Start of Supplied records

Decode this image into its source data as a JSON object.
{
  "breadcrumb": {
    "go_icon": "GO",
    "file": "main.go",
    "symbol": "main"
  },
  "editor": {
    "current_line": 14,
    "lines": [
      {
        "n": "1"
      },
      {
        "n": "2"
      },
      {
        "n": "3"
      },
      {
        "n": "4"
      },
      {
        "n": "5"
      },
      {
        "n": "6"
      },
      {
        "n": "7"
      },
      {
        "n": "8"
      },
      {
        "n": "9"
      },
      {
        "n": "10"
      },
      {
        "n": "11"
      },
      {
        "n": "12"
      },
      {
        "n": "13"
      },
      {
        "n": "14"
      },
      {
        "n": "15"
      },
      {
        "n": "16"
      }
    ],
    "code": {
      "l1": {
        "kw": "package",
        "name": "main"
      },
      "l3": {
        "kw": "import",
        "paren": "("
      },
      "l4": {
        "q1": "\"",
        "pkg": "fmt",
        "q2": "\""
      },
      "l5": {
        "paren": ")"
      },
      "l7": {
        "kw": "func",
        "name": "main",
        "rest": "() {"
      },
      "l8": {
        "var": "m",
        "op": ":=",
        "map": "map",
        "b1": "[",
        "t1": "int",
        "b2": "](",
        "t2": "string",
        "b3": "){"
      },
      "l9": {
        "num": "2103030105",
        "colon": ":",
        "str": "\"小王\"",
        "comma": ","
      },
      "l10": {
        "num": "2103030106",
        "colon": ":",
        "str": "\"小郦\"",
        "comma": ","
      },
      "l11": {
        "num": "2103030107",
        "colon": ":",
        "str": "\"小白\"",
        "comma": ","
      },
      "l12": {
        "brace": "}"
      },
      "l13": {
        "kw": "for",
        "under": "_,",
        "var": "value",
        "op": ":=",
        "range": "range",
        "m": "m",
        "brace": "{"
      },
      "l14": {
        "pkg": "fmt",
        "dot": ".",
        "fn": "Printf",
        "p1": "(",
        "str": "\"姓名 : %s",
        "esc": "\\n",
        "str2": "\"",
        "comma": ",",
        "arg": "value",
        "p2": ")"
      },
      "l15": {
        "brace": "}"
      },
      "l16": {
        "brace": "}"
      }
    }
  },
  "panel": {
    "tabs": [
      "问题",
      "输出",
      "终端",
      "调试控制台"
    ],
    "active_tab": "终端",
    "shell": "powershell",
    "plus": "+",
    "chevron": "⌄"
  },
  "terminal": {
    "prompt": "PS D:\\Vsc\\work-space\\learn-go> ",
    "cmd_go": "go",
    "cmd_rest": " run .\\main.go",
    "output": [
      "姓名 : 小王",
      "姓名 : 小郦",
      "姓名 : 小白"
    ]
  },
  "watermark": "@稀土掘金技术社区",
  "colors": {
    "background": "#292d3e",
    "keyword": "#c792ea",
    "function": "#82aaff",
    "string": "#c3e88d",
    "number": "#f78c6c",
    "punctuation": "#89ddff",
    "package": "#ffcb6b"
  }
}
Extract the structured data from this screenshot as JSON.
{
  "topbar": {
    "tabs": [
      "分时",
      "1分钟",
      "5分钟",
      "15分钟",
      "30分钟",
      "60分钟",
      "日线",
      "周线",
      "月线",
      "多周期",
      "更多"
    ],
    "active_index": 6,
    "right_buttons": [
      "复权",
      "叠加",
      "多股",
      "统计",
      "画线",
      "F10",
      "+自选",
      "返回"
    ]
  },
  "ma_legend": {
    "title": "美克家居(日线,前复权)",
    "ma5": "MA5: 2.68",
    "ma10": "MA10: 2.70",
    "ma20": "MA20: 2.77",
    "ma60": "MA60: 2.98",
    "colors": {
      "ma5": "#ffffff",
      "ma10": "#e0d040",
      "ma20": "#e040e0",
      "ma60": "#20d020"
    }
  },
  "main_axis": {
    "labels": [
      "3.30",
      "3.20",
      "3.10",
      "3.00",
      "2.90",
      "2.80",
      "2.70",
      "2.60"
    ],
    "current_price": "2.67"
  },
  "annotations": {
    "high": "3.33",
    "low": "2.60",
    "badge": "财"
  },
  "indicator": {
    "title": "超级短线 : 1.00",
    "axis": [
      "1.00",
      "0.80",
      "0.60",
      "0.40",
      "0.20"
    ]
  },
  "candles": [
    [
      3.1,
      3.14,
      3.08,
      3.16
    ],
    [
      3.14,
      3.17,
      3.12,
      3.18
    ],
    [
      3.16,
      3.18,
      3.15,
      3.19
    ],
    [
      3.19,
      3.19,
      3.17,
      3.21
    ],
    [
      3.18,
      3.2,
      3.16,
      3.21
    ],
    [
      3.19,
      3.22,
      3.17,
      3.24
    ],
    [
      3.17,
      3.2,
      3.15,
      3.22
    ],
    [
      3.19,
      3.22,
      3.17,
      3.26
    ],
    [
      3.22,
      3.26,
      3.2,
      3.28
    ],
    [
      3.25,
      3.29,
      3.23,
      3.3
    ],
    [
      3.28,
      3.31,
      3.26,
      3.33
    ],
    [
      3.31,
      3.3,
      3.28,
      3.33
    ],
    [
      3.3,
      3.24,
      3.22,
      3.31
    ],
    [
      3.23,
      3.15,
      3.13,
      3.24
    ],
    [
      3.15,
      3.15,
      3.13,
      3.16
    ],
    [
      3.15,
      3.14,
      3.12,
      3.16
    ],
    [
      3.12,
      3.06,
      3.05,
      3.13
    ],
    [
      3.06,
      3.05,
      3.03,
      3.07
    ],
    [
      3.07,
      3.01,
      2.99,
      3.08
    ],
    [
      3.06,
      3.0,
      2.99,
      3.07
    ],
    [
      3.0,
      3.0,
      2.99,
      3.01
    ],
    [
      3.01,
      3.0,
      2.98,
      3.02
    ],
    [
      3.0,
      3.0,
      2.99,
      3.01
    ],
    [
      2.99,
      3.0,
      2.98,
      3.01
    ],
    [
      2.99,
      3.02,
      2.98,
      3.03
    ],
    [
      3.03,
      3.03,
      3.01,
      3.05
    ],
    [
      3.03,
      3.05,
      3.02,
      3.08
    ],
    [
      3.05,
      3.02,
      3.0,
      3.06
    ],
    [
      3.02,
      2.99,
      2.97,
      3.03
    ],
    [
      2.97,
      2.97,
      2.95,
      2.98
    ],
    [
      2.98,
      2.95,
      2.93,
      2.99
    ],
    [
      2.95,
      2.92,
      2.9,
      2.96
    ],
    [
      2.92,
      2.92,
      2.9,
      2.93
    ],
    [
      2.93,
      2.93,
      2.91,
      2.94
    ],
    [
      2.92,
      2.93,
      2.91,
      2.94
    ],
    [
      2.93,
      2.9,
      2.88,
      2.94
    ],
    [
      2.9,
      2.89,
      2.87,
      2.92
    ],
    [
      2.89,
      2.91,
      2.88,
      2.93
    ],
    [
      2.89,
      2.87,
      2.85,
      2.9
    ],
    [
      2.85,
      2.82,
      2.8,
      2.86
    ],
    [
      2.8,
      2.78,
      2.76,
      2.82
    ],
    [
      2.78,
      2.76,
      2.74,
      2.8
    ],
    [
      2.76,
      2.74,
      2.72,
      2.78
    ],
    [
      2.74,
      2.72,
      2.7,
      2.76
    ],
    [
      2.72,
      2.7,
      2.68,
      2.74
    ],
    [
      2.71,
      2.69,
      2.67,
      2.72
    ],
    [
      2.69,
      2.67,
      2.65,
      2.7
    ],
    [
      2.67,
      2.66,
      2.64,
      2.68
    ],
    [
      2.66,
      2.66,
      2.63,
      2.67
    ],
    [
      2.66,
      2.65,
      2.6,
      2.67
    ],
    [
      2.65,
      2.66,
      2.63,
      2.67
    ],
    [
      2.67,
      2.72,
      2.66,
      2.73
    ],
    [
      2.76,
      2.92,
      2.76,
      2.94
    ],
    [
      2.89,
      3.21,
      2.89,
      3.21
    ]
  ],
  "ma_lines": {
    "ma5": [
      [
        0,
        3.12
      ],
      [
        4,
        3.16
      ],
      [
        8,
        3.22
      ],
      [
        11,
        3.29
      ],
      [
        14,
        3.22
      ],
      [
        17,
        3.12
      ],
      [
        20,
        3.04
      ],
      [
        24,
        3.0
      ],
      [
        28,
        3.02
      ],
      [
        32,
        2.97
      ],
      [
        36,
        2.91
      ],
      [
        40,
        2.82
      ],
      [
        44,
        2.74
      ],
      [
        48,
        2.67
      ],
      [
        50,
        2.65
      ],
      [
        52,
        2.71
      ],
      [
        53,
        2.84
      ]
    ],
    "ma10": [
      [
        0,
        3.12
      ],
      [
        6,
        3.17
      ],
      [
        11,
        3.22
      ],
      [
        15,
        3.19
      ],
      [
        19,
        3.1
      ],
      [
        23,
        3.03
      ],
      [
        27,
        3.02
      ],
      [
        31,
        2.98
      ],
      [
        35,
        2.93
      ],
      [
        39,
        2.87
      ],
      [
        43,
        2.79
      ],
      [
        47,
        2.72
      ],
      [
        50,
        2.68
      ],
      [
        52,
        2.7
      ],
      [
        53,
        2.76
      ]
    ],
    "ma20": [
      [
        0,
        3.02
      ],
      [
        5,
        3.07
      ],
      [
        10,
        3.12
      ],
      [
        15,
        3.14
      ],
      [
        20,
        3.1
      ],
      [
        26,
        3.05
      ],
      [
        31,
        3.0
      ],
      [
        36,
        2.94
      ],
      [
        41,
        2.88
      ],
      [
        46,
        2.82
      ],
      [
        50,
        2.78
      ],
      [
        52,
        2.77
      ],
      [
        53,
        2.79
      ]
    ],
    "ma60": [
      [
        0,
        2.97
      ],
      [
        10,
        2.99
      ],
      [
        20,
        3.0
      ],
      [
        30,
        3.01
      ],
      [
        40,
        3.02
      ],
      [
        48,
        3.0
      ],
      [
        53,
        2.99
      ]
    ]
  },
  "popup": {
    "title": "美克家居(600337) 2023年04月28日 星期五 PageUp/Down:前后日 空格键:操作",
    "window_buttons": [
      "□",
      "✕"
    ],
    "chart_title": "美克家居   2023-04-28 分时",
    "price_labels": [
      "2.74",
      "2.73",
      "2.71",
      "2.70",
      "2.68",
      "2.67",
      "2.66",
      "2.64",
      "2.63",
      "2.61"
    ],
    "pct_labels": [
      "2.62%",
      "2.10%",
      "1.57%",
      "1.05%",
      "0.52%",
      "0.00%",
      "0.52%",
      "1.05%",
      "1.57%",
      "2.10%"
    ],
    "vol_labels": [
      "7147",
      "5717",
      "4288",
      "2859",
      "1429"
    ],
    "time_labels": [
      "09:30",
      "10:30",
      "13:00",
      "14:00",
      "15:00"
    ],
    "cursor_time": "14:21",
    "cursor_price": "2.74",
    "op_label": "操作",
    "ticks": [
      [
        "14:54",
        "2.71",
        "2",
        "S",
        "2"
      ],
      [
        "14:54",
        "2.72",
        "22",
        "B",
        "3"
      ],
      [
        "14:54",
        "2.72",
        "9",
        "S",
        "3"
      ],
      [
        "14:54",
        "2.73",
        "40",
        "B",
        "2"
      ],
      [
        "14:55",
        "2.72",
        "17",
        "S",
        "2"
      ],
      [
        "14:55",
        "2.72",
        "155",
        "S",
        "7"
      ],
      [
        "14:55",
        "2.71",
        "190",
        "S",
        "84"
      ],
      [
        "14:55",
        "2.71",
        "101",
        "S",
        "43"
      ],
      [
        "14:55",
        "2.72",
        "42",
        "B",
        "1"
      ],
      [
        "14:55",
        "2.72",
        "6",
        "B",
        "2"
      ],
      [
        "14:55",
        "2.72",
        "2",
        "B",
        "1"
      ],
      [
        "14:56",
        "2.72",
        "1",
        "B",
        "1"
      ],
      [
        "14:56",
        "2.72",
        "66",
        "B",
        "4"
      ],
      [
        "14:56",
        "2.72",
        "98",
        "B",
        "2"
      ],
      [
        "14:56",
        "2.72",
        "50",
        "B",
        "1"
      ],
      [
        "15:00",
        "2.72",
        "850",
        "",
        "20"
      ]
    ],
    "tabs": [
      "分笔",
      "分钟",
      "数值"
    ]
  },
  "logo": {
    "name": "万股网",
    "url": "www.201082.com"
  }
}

End of Supplied records

Goal of the exercise
Search the lines above for the string "data" and copy each line that has it.

Exercise result
Decode this image into its source data as a JSON object.
Extract the structured data from this screenshot as JSON.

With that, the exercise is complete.